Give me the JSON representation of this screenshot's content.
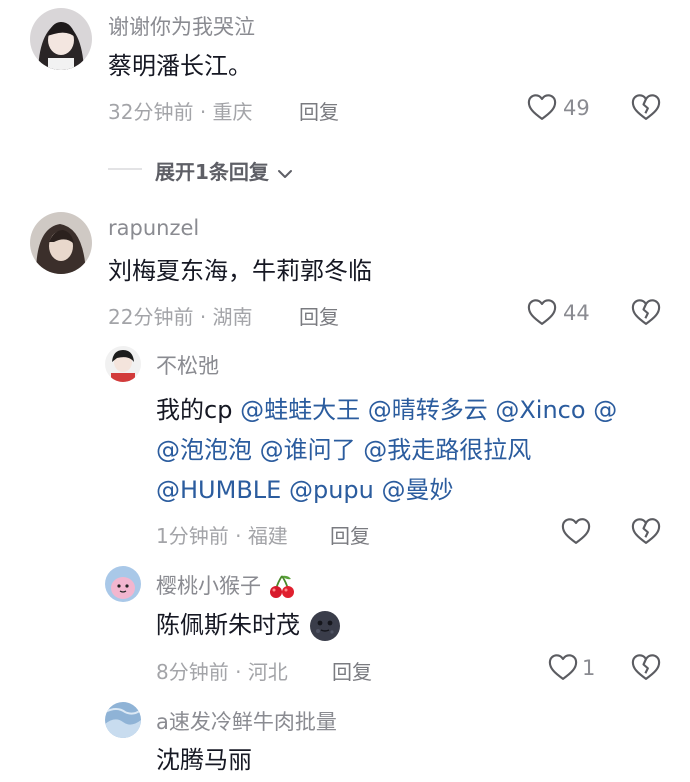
{
  "comments": [
    {
      "username": "谢谢你为我哭泣",
      "text": "蔡明潘长江。",
      "time": "32分钟前",
      "location": "重庆",
      "reply_label": "回复",
      "likes": "49",
      "expand_label": "展开1条回复"
    },
    {
      "username": "rapunzel",
      "text": "刘梅夏东海，牛莉郭冬临",
      "time": "22分钟前",
      "location": "湖南",
      "reply_label": "回复",
      "likes": "44"
    }
  ],
  "replies": [
    {
      "username": "不松弛",
      "text_prefix": "我的cp",
      "mentions": [
        "@蛙蛙大王",
        "@晴转多云",
        "@Xinco",
        "@泡泡泡",
        "@谁问了",
        "@我走路很拉风",
        "@HUMBLE",
        "@pupu",
        "@曼妙"
      ],
      "time": "1分钟前",
      "location": "福建",
      "reply_label": "回复",
      "likes": ""
    },
    {
      "username": "樱桃小猴子",
      "username_emoji": "cherries-emoji",
      "text": "陈佩斯朱时茂",
      "text_emoji": "dark-moon-face-emoji",
      "time": "8分钟前",
      "location": "河北",
      "reply_label": "回复",
      "likes": "1"
    },
    {
      "username": "a速发冷鲜牛肉批量",
      "text": "沈腾马丽"
    }
  ],
  "meta_separator": "·",
  "colors": {
    "primary_text": "#161823",
    "secondary_text": "#8a8b91",
    "mention": "#2b5c9e"
  }
}
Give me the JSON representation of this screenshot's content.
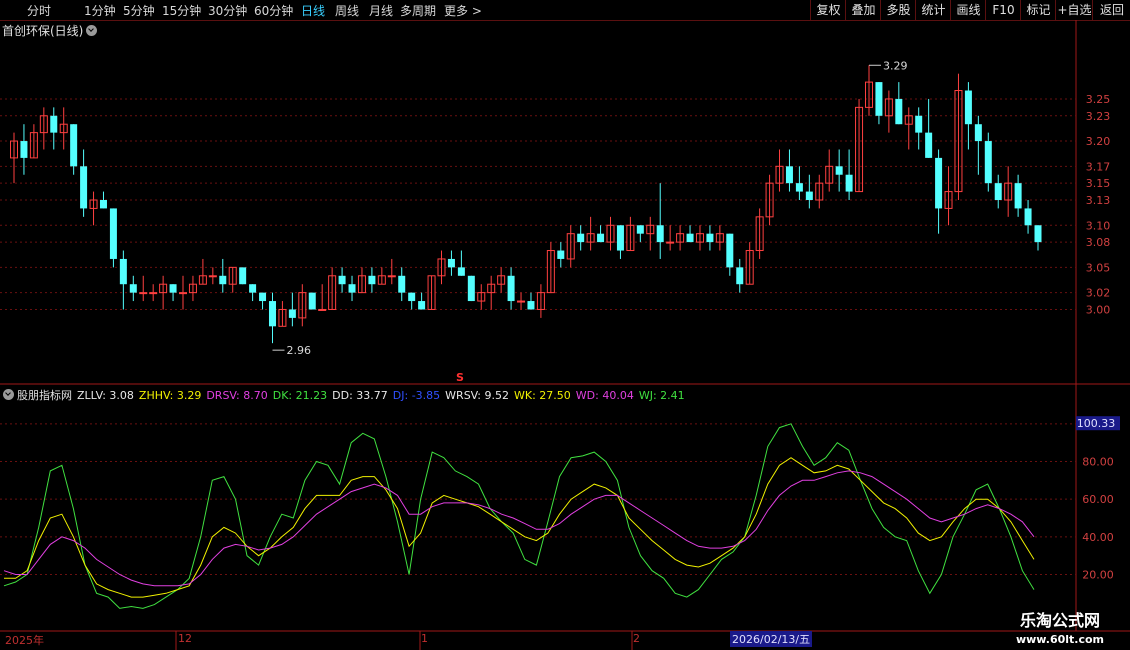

---+---

All the lines above are to be reproduced exactly, except the pictures.

SOLUTION TO THE PROBLEM:
Give me the JSON representation of this screenshot's content.
{
  "comments": [
    {
      "username": "谢谢你为我哭泣",
      "text": "蔡明潘长江。",
      "time": "32分钟前",
      "location": "重庆",
      "reply_label": "回复",
      "likes": "49",
      "expand_label": "展开1条回复"
    },
    {
      "username": "rapunzel",
      "text": "刘梅夏东海，牛莉郭冬临",
      "time": "22分钟前",
      "location": "湖南",
      "reply_label": "回复",
      "likes": "44"
    }
  ],
  "replies": [
    {
      "username": "不松弛",
      "text_prefix": "我的cp",
      "mentions": [
        "@蛙蛙大王",
        "@晴转多云",
        "@Xinco",
        "@泡泡泡",
        "@谁问了",
        "@我走路很拉风",
        "@HUMBLE",
        "@pupu",
        "@曼妙"
      ],
      "time": "1分钟前",
      "location": "福建",
      "reply_label": "回复",
      "likes": ""
    },
    {
      "username": "樱桃小猴子",
      "username_emoji": "cherries-emoji",
      "text": "陈佩斯朱时茂",
      "text_emoji": "dark-moon-face-emoji",
      "time": "8分钟前",
      "location": "河北",
      "reply_label": "回复",
      "likes": "1"
    },
    {
      "username": "a速发冷鲜牛肉批量",
      "text": "沈腾马丽"
    }
  ],
  "meta_separator": "·",
  "colors": {
    "primary_text": "#161823",
    "secondary_text": "#8a8b91",
    "mention": "#2b5c9e"
  }
}
Give me the JSON representation of this screenshot's content.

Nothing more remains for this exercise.